WRITTEN REQUEST: In the records below, tally every line containing "bằng". Report only the total.
-- SOURCE RECORDS start --
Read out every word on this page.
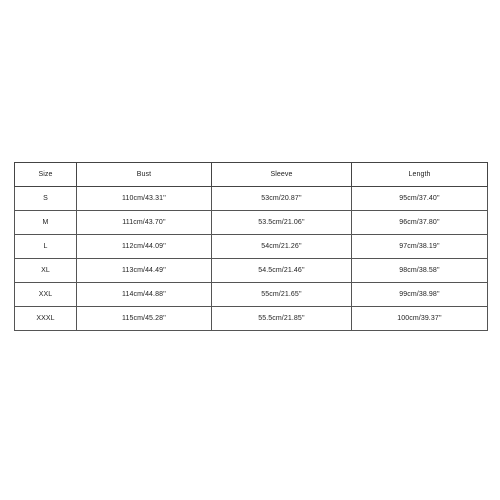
Size	Bust	Sleeve	Length
S	110cm/43.31''	53cm/20.87''	95cm/37.40''
M	111cm/43.70''	53.5cm/21.06''	96cm/37.80''
L	112cm/44.09''	54cm/21.26''	97cm/38.19''
XL	113cm/44.49''	54.5cm/21.46''	98cm/38.58''
XXL	114cm/44.88''	55cm/21.65''	99cm/38.98''
XXXL	115cm/45.28''	55.5cm/21.85''	100cm/39.37''
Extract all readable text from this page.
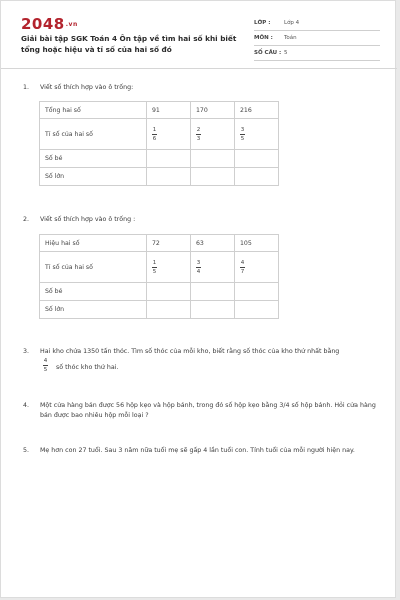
2048.vn
Giải bài tập SGK Toán 4 Ôn tập về tìm hai số khi biết tổng hoặc hiệu và tỉ số của hai số đó
LỚP : Lớp 4
MÔN : Toán
SỐ CÂU : 5
1. Viết số thích hợp vào ô trống:
Tổng hai số	91	170	216
Tỉ số của hai số	$\frac{1}{6}$	$\frac{2}{3}$	$\frac{3}{5}$

Số bé			
Số lớn			
2. Viết số thích hợp vào ô trống :
Hiệu hai số	72	63	105
Tỉ số của hai số	$\frac{1}{5}$	$\frac{3}{4}$	$\frac{4}{7}$

Số bé			
Số lớn			
3. Hai kho chứa 1350 tấn thóc. Tìm số thóc của mỗi kho, biết rằng số thóc của kho thứ nhất bằng
4
5 số thóc kho thứ hai.
4. Một cửa hàng bán được 56 hộp kẹo và hộp bánh, trong đó số hộp kẹo bằng 3/4 số hộp bánh. Hỏi cửa hàng bán được bao nhiêu hộp mỗi loại ?
5. Mẹ hơn con 27 tuổi. Sau 3 năm nữa tuổi mẹ sẽ gấp 4 lần tuổi con. Tính tuổi của mỗi người hiện nay.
-- SOURCE RECORDS end --
RESPONSE TO THE EXERCISE: 2